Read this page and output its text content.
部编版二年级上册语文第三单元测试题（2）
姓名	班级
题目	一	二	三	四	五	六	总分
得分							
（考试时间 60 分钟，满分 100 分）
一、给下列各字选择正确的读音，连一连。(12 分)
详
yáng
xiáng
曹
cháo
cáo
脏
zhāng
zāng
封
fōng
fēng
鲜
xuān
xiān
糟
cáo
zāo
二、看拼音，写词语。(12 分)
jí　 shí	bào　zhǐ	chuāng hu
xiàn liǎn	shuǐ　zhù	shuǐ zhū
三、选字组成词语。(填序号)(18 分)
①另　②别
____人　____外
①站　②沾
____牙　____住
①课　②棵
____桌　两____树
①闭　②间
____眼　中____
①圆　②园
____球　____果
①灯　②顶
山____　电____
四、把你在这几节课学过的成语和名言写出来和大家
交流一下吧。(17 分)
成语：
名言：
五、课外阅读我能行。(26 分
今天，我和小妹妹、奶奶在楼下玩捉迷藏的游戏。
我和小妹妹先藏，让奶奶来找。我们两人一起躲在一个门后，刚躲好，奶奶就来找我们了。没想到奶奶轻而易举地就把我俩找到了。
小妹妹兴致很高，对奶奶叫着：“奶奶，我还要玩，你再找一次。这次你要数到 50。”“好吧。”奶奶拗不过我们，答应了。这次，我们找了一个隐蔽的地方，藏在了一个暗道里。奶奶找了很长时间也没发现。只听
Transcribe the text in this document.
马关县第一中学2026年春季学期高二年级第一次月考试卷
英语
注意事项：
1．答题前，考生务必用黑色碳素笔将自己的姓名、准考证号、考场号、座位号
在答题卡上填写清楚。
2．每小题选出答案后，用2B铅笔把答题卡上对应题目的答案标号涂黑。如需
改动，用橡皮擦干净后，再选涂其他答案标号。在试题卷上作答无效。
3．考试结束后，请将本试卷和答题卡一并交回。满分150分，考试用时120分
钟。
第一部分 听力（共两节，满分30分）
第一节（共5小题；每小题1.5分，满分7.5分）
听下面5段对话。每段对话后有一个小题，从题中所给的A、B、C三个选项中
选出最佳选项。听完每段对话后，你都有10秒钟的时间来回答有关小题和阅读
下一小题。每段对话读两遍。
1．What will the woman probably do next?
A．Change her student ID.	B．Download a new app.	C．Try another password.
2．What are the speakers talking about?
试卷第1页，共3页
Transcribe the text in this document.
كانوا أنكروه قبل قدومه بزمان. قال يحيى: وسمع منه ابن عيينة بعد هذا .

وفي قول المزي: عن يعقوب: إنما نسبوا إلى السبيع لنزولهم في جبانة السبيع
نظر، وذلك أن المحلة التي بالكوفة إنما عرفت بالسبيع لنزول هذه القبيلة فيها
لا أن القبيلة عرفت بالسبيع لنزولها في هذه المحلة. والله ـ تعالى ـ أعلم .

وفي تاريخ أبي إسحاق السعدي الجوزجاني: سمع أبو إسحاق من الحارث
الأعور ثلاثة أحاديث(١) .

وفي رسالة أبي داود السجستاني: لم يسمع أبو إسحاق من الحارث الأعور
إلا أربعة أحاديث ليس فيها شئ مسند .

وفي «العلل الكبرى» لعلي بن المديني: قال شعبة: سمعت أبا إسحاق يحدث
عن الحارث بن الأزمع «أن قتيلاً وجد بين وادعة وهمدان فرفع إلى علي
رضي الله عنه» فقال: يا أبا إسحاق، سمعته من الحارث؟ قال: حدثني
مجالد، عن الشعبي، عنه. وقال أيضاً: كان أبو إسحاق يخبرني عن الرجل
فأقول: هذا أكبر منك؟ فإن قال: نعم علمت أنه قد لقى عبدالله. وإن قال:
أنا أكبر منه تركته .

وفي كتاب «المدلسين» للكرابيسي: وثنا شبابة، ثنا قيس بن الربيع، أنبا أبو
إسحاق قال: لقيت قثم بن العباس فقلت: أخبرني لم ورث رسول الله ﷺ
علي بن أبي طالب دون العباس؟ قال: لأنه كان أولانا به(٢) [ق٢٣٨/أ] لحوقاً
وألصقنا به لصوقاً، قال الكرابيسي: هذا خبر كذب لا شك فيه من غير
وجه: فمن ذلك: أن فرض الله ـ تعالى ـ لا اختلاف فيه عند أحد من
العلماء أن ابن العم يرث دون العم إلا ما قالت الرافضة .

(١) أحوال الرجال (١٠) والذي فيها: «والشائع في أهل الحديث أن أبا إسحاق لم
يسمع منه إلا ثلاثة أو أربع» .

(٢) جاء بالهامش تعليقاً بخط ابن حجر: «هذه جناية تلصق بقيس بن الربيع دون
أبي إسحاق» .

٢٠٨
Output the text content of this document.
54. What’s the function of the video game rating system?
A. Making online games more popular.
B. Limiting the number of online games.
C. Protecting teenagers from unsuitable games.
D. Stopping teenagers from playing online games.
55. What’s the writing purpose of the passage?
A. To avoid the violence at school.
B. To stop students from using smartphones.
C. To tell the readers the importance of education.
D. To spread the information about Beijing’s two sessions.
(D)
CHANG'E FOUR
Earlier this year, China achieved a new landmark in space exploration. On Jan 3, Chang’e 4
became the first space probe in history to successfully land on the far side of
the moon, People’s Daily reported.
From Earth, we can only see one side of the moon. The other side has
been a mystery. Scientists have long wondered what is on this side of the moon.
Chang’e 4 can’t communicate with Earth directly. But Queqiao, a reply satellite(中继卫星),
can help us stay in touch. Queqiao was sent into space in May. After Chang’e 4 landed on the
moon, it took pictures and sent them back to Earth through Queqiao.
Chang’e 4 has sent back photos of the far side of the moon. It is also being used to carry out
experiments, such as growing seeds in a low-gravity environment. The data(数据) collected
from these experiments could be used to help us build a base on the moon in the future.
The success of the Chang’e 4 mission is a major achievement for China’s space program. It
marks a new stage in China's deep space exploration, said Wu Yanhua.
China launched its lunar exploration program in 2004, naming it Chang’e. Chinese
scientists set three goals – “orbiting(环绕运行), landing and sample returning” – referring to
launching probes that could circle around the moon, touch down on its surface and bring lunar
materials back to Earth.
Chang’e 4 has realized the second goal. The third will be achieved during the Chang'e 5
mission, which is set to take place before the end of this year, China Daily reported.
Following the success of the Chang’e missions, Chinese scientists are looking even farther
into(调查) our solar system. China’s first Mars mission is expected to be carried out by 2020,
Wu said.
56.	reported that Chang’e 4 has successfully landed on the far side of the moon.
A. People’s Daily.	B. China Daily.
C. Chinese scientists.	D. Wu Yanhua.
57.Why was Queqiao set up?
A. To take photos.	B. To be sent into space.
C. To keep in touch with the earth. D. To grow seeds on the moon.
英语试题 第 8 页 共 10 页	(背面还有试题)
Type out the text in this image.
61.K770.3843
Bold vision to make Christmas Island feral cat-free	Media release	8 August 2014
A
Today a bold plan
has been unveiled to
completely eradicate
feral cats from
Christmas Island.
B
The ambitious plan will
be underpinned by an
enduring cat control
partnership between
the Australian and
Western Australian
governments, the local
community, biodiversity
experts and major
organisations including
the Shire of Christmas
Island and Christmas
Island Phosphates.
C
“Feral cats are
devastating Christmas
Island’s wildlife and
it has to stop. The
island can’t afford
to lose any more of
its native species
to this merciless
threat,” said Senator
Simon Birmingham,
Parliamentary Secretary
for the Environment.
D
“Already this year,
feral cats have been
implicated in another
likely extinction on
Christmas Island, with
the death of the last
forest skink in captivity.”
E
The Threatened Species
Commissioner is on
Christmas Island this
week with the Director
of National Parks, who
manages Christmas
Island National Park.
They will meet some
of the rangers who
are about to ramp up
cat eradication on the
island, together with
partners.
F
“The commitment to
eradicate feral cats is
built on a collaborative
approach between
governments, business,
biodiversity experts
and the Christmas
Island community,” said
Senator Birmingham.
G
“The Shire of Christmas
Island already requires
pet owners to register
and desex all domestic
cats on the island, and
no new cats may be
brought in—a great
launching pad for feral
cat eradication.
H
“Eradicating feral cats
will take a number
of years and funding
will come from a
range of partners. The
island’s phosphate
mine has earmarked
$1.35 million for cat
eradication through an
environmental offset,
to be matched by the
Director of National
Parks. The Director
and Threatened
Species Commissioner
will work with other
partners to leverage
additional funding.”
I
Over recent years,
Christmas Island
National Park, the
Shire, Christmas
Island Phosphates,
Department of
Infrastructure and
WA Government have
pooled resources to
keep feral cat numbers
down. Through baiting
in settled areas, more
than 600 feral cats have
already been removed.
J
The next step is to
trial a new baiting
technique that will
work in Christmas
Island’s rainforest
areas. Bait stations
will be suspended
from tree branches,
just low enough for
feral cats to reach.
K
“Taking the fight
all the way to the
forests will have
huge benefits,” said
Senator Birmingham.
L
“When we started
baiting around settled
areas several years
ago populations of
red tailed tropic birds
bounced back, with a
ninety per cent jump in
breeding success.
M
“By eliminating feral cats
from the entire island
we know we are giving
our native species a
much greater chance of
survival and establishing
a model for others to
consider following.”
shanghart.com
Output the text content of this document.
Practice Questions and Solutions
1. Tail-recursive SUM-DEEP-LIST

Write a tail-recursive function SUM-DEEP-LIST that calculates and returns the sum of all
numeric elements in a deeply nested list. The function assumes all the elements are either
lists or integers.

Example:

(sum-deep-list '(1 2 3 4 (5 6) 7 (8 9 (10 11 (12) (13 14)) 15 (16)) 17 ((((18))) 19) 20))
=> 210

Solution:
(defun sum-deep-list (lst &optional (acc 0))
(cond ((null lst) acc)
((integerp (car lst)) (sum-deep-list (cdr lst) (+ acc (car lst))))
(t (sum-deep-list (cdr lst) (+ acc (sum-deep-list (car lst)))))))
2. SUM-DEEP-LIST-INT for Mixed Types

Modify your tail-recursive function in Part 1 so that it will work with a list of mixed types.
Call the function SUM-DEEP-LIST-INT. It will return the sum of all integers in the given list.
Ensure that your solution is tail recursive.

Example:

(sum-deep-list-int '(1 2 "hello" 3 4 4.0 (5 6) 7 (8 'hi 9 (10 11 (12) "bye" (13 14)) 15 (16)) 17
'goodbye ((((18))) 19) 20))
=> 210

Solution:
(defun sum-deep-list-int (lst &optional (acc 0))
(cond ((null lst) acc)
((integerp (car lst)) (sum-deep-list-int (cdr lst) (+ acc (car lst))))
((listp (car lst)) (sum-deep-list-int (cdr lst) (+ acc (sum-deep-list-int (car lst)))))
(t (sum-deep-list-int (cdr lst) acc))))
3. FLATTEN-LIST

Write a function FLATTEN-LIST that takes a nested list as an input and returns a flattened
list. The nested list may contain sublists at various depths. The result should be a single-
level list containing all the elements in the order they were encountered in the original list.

□ □ □ □ □

* The problem *
Looking at the data above, show all lines where the word "experts" occurs.

* Exercise output *
experts and major
biodiversity experts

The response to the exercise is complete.